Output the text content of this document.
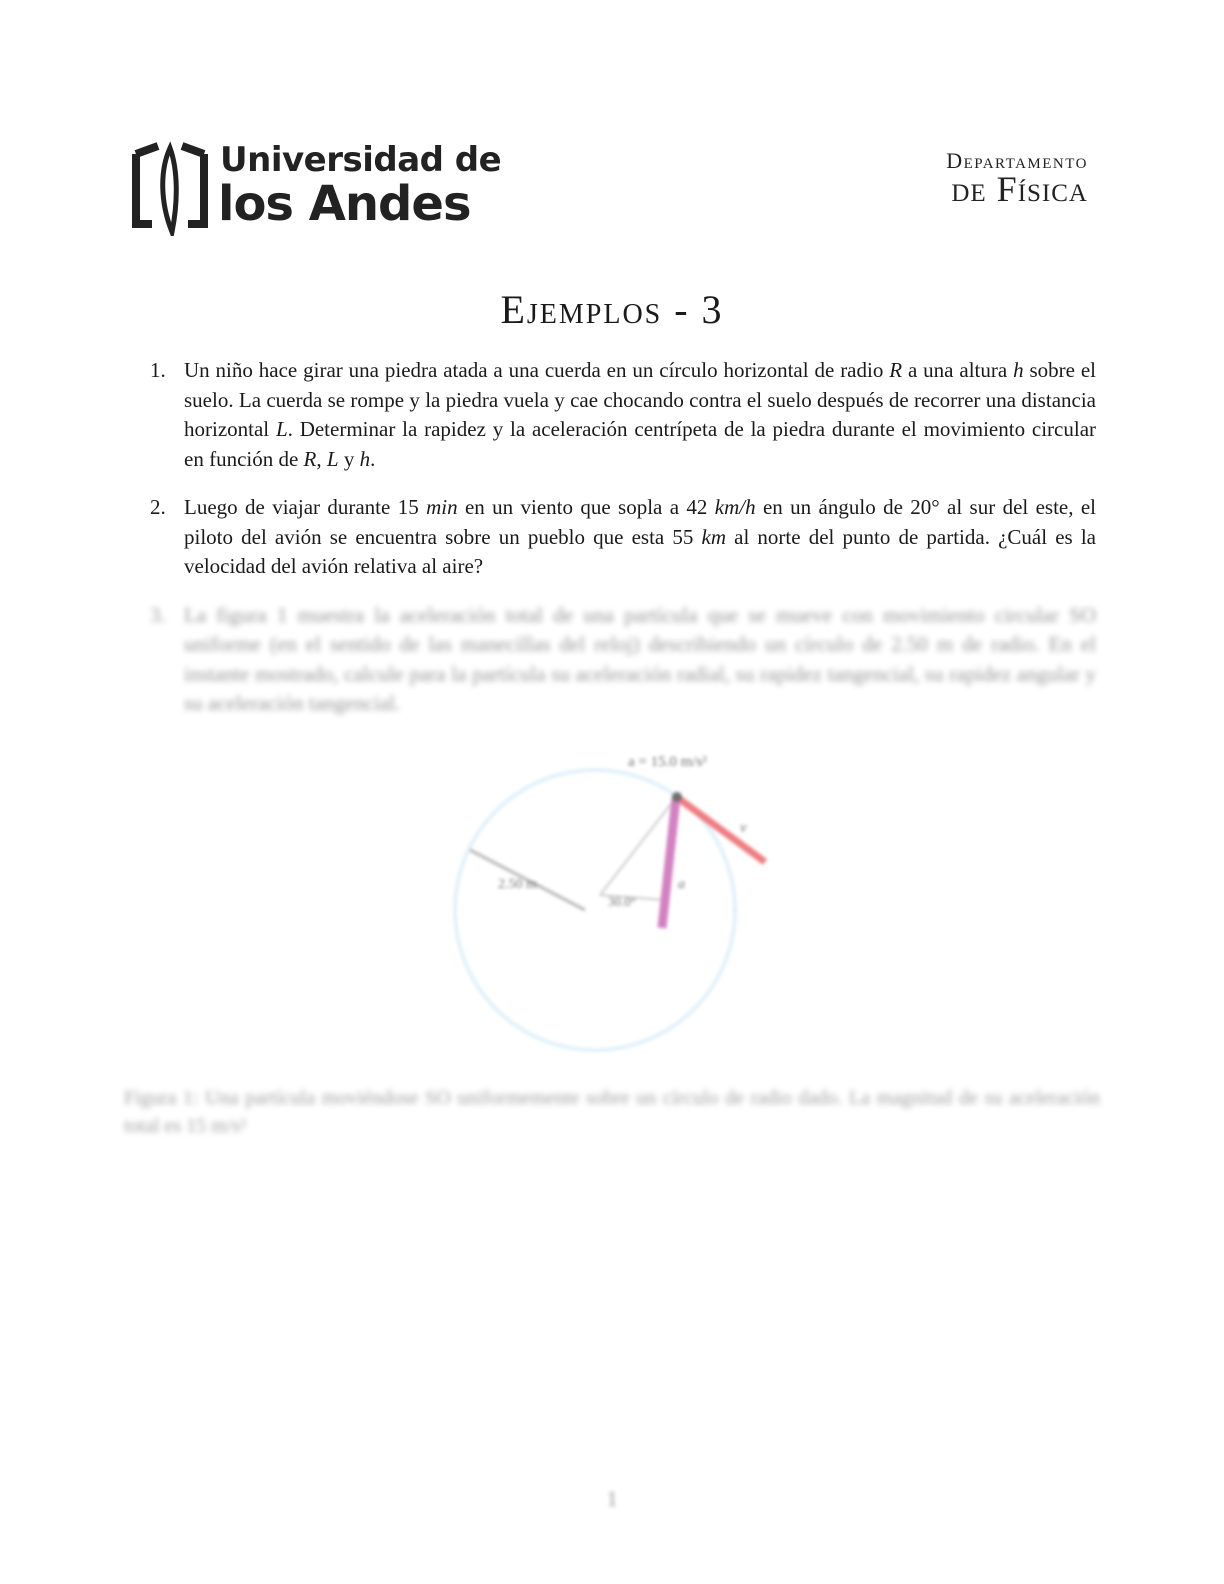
Universidad de
los Andes
Departamento
de Física
Ejemplos - 3
1. Un niño hace girar una piedra atada a una cuerda en un círculo horizontal de radio R a una altura h sobre el suelo. La cuerda se rompe y la piedra vuela y cae chocando contra el suelo después de recorrer una distancia horizontal L. Determinar la rapidez y la aceleración centrípeta de la piedra durante el movimiento circular en función de R, L y h.
2. Luego de viajar durante 15 min en un viento que sopla a 42 km/h en un ángulo de 20° al sur del este, el piloto del avión se encuentra sobre un pueblo que esta 55 km al norte del punto de partida. ¿Cuál es la velocidad del avión relativa al aire?
3. La figura 1 muestra la aceleración total de una partícula que se mueve con movimiento circular SO uniforme (en el sentido de las manecillas del reloj) describiendo un círculo de 2.50 m de radio. En el instante mostrado, calcule para la partícula su aceleración radial, su rapidez tangencial, su rapidez angular y su aceleración tangencial.
a = 15.0 m/s²
2.50 m
30.0°
v
a
Figura 1: Una partícula moviéndose SO uniformemente sobre un círculo de radio dado. La magnitud de su aceleración total es 15 m/s²
1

------------------------------------------------------------

§ **Instructions for the task**: Copy the listing word for word, excluding its pictures.

§ **Complete output**:
Output the text content of this document.
Universidad de
los Andes
Departamento
de Física
Ejemplos - 3
1. Un niño hace girar una piedra atada a una cuerda en un círculo horizontal de radio R a una altura h sobre el suelo. La cuerda se rompe y la piedra vuela y cae chocando contra el suelo después de recorrer una distancia horizontal L. Determinar la rapidez y la aceleración centrípeta de la piedra durante el movimiento circular en función de R, L y h.
2. Luego de viajar durante 15 min en un viento que sopla a 42 km/h en un ángulo de 20° al sur del este, el piloto del avión se encuentra sobre un pueblo que esta 55 km al norte del punto de partida. ¿Cuál es la velocidad del avión relativa al aire?
3. La figura 1 muestra la aceleración total de una partícula que se mueve con movimiento circular SO uniforme (en el sentido de las manecillas del reloj) describiendo un círculo de 2.50 m de radio. En el instante mostrado, calcule para la partícula su aceleración radial, su rapidez tangencial, su rapidez angular y su aceleración tangencial.
a = 15.0 m/s²
2.50 m
30.0°
v
a
Figura 1: Una partícula moviéndose SO uniformemente sobre un círculo de radio dado. La magnitud de su aceleración total es 15 m/s²
1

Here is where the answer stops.